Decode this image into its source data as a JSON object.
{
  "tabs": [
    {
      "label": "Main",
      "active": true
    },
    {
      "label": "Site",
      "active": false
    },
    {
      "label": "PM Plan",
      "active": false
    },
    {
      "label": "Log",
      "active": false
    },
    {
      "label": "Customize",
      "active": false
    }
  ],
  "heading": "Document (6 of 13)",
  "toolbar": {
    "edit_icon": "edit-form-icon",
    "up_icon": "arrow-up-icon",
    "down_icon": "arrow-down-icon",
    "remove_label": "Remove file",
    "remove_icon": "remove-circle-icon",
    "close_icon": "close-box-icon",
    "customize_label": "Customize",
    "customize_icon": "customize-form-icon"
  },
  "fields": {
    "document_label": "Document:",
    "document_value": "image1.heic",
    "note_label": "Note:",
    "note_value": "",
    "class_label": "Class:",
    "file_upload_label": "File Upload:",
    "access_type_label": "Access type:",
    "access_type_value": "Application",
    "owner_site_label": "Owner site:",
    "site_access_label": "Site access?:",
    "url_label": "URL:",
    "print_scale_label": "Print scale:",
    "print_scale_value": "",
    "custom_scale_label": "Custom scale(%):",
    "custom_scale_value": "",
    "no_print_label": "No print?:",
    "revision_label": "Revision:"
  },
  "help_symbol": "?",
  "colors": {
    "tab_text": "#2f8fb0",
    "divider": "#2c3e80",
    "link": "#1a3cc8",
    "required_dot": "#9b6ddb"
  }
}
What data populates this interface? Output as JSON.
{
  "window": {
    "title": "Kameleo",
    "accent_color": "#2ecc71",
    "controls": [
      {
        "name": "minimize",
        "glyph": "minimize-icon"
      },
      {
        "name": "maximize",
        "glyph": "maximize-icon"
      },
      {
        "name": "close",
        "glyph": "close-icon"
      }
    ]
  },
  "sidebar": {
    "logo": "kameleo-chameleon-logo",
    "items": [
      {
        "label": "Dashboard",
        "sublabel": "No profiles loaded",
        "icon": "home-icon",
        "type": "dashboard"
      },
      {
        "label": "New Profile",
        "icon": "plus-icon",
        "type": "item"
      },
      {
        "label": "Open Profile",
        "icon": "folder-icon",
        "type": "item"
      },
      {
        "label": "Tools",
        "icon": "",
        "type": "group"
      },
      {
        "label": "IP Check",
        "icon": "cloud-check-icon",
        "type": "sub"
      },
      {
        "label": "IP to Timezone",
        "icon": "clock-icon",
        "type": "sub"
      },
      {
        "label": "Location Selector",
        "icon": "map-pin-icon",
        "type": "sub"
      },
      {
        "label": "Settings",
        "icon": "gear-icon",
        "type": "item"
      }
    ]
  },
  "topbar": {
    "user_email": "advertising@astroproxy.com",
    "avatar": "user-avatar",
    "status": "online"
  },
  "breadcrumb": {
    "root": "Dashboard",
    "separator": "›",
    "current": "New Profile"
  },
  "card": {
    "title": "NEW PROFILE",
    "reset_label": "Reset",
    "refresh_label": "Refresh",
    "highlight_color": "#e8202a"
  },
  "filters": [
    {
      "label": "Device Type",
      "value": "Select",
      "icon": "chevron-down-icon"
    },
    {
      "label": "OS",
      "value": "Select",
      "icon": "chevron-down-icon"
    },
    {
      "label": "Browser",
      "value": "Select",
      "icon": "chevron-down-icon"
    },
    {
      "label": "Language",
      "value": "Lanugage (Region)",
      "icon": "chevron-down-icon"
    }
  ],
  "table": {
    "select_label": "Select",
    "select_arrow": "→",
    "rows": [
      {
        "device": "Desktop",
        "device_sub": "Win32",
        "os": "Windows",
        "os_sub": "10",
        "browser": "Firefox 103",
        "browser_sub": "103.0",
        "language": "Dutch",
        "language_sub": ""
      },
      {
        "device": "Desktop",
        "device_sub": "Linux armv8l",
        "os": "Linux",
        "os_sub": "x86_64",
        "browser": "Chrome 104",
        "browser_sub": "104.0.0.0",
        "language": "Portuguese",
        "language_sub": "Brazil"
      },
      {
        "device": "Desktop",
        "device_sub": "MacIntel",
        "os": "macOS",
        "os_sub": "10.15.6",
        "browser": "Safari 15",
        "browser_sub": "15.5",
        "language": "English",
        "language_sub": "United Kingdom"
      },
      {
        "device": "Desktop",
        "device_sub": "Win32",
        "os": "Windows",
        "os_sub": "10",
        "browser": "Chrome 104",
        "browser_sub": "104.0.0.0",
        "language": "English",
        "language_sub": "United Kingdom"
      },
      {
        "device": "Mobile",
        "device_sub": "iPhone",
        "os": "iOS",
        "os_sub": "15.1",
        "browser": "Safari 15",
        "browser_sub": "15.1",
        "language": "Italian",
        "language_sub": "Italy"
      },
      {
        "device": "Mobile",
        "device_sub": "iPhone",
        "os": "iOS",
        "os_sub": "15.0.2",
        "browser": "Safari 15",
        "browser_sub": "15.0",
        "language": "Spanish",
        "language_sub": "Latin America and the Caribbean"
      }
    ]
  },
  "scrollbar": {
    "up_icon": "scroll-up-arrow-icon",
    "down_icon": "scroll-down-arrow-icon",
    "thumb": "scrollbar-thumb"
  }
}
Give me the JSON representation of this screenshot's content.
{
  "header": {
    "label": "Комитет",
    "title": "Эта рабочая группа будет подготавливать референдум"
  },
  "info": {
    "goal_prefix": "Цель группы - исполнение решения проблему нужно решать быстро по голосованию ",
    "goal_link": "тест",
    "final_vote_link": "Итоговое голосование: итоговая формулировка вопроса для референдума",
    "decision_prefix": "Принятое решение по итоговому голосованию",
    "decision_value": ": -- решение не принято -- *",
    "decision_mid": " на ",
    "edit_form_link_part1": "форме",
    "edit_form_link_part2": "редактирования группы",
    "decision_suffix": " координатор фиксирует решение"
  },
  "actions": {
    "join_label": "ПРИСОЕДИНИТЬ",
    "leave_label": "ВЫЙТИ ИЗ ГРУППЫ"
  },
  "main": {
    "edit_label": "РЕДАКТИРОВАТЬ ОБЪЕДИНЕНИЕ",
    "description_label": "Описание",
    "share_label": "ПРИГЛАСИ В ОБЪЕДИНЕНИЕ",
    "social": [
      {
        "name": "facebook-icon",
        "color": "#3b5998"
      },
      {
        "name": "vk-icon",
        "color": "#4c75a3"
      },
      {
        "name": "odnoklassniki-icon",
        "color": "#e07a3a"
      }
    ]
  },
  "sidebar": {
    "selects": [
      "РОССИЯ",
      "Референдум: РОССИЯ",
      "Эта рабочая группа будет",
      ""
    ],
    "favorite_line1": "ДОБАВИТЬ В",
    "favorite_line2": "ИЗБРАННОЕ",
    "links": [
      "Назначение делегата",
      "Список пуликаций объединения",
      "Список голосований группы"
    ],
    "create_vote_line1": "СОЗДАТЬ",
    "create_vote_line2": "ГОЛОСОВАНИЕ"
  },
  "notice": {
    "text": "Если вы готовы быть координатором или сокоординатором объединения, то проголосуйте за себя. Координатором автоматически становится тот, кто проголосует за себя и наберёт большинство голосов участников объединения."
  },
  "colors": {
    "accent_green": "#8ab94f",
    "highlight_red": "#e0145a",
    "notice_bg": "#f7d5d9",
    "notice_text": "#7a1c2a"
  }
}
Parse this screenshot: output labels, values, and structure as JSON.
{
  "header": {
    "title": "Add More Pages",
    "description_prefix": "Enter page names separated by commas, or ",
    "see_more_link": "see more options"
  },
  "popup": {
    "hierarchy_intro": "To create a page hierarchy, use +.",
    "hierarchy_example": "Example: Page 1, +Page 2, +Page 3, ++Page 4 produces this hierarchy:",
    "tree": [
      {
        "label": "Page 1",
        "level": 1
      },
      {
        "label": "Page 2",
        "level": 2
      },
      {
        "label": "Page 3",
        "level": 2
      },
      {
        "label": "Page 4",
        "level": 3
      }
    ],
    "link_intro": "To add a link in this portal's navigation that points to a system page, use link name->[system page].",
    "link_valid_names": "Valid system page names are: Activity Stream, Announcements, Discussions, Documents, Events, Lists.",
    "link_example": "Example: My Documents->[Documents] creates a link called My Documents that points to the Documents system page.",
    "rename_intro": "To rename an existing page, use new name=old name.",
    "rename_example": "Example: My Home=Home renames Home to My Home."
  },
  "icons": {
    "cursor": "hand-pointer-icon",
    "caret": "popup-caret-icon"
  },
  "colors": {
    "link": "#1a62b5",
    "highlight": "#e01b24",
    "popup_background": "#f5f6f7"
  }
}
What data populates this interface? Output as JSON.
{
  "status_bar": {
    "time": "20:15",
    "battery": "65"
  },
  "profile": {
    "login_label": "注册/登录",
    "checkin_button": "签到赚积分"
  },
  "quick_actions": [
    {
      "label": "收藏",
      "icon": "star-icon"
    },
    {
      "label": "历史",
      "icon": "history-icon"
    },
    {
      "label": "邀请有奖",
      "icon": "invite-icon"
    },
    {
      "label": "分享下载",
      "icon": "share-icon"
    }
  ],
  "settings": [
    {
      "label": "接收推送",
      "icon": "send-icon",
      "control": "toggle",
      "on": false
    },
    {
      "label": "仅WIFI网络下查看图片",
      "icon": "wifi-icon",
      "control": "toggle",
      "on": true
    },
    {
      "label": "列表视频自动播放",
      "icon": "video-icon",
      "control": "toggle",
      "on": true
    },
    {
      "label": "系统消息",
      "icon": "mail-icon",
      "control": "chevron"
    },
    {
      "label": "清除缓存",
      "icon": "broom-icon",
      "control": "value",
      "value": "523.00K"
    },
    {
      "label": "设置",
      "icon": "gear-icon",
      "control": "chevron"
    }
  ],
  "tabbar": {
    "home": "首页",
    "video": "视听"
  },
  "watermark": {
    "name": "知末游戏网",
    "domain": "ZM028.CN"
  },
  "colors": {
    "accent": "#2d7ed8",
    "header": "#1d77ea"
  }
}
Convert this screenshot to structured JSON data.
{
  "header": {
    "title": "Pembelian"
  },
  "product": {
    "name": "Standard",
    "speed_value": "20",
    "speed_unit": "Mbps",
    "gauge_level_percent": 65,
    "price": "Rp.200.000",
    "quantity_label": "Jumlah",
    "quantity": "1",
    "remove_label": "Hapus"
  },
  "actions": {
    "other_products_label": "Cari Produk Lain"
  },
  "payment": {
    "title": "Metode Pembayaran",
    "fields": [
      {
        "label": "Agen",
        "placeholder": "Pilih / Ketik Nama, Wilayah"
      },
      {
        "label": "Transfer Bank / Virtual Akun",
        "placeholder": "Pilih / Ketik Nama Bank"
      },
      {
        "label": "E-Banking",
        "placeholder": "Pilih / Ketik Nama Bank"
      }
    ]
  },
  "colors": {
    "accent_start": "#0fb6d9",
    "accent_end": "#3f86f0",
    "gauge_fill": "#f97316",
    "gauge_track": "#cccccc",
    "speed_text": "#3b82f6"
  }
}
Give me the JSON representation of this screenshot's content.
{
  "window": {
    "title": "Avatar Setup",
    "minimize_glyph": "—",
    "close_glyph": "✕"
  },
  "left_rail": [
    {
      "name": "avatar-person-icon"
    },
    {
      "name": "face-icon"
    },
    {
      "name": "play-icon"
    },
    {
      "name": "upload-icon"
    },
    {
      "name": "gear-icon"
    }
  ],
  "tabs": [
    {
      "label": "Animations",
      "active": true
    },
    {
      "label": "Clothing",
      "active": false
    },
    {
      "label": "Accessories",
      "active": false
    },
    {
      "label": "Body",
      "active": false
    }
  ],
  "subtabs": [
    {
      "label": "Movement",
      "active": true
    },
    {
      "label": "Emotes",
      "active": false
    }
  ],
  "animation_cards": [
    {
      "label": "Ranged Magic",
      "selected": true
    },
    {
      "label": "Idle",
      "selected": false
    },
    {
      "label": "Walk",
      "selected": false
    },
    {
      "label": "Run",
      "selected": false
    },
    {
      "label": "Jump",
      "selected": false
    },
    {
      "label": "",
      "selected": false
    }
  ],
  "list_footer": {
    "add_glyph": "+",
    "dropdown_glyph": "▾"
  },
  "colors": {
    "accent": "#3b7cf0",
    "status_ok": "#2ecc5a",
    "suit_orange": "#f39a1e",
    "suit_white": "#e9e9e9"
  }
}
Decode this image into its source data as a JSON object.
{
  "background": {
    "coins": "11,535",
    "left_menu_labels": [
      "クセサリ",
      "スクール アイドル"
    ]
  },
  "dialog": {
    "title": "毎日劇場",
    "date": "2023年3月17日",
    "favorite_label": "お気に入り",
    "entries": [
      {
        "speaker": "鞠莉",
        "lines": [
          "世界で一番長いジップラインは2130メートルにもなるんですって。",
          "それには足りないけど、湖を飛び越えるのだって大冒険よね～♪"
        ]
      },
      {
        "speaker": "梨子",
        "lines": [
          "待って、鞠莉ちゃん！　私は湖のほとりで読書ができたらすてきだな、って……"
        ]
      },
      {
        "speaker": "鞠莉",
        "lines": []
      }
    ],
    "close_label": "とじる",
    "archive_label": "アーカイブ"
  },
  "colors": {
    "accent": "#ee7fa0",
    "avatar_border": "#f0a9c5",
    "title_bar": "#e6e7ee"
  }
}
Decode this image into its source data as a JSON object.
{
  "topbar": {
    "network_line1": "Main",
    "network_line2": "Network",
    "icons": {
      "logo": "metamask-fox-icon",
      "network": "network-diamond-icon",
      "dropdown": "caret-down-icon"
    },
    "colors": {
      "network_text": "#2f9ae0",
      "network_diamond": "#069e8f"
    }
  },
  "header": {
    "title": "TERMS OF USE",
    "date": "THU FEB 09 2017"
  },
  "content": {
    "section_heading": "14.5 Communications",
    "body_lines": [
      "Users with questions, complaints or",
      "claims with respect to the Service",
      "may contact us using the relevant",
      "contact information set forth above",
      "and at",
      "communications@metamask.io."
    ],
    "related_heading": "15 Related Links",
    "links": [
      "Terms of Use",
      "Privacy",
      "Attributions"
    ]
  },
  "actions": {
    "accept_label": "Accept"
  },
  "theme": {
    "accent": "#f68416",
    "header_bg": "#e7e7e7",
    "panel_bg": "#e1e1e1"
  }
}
***
## TO BE DONE
Pick out lines containing the word "with", each one as written.

## REPLY TO THE EXERCISE
      "Users with questions, complaints or",
      "claims with respect to the Service",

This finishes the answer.